Raw records:
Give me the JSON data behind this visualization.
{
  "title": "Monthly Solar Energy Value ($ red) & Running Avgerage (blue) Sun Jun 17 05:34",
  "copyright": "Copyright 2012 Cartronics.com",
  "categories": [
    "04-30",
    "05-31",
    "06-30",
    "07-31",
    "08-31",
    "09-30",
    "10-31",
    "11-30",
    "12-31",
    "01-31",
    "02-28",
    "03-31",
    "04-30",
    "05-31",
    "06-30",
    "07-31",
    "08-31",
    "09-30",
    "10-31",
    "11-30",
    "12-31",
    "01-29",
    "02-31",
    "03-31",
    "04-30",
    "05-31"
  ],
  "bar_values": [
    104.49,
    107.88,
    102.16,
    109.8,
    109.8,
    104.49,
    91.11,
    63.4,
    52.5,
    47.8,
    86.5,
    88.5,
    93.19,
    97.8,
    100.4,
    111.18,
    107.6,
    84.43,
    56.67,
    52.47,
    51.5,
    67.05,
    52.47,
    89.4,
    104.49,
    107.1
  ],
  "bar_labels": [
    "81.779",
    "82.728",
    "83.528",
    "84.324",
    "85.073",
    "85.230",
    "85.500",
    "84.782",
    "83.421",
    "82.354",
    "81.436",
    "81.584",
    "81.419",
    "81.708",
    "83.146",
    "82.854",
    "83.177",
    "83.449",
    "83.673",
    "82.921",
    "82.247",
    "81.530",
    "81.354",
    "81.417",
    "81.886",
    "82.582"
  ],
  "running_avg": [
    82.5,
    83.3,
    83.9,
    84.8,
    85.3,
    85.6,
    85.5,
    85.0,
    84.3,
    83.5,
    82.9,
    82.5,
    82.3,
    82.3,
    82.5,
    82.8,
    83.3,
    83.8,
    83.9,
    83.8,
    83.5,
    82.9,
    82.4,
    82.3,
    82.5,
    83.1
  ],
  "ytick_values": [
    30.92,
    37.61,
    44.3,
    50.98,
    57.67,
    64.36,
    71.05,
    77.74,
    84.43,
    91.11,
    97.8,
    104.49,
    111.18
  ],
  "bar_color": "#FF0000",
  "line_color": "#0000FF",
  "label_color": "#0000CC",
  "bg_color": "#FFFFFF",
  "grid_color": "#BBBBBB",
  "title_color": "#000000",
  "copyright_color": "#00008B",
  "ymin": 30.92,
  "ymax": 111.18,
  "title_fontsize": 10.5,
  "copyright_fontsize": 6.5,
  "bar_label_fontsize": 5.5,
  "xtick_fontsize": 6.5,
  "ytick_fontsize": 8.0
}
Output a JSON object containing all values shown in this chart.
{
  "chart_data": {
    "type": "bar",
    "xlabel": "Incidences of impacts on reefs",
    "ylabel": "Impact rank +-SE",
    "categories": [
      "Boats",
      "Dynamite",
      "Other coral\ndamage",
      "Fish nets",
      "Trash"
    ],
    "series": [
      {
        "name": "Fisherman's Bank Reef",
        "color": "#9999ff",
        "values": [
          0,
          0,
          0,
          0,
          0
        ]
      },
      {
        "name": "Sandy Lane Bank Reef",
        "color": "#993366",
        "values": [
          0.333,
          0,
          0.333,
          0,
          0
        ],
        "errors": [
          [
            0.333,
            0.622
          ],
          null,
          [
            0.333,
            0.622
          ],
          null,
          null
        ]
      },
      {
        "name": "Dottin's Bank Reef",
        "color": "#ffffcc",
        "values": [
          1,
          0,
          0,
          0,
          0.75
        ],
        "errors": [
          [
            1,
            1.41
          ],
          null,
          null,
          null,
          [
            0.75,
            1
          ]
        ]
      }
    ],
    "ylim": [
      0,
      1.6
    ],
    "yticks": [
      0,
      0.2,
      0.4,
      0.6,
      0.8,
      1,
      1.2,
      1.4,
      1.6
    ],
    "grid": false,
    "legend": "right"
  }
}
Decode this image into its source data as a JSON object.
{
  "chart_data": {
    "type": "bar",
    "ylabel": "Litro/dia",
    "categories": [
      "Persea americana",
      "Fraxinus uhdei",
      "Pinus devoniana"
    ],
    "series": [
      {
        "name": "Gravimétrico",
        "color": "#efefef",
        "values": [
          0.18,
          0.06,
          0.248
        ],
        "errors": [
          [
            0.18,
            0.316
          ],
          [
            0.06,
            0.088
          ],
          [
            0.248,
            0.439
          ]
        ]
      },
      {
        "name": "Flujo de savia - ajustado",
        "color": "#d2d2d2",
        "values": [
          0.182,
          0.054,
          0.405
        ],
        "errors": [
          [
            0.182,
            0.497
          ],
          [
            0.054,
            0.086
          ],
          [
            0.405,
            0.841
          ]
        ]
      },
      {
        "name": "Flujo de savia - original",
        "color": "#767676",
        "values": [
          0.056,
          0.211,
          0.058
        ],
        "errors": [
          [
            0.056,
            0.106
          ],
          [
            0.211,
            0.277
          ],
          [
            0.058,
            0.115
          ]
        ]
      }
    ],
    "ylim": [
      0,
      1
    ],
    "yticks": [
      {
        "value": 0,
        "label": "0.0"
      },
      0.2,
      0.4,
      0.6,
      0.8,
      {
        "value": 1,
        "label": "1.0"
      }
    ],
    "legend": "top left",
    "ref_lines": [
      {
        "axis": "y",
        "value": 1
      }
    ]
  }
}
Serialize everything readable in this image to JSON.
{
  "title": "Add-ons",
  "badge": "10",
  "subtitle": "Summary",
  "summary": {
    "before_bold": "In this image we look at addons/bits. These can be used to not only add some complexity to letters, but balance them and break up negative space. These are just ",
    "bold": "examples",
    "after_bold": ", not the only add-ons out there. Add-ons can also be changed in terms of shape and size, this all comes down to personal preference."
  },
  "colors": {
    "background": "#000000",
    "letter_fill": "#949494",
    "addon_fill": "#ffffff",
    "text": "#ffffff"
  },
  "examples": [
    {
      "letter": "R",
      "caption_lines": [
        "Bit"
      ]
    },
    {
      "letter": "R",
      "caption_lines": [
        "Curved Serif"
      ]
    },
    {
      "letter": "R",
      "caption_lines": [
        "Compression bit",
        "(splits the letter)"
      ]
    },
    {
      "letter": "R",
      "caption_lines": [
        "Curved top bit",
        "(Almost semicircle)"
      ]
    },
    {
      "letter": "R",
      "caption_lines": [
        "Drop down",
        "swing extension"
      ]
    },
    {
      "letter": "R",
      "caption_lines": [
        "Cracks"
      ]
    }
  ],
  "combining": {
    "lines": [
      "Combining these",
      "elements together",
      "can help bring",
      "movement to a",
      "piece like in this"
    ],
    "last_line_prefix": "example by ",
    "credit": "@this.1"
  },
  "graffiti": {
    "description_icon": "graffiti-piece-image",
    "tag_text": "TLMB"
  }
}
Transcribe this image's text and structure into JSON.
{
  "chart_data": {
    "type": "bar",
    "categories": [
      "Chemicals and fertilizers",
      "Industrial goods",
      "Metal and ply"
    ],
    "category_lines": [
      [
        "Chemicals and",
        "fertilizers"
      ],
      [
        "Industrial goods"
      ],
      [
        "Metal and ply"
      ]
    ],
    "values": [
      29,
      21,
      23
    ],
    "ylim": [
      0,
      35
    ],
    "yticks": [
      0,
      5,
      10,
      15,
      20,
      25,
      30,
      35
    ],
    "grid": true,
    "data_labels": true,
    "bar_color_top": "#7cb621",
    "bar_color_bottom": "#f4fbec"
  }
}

* _Set task_
Pull out each line containing the word "graffiti" and copy it.

* _Finished task_
  "graffiti": {
    "description_icon": "graffiti-piece-image",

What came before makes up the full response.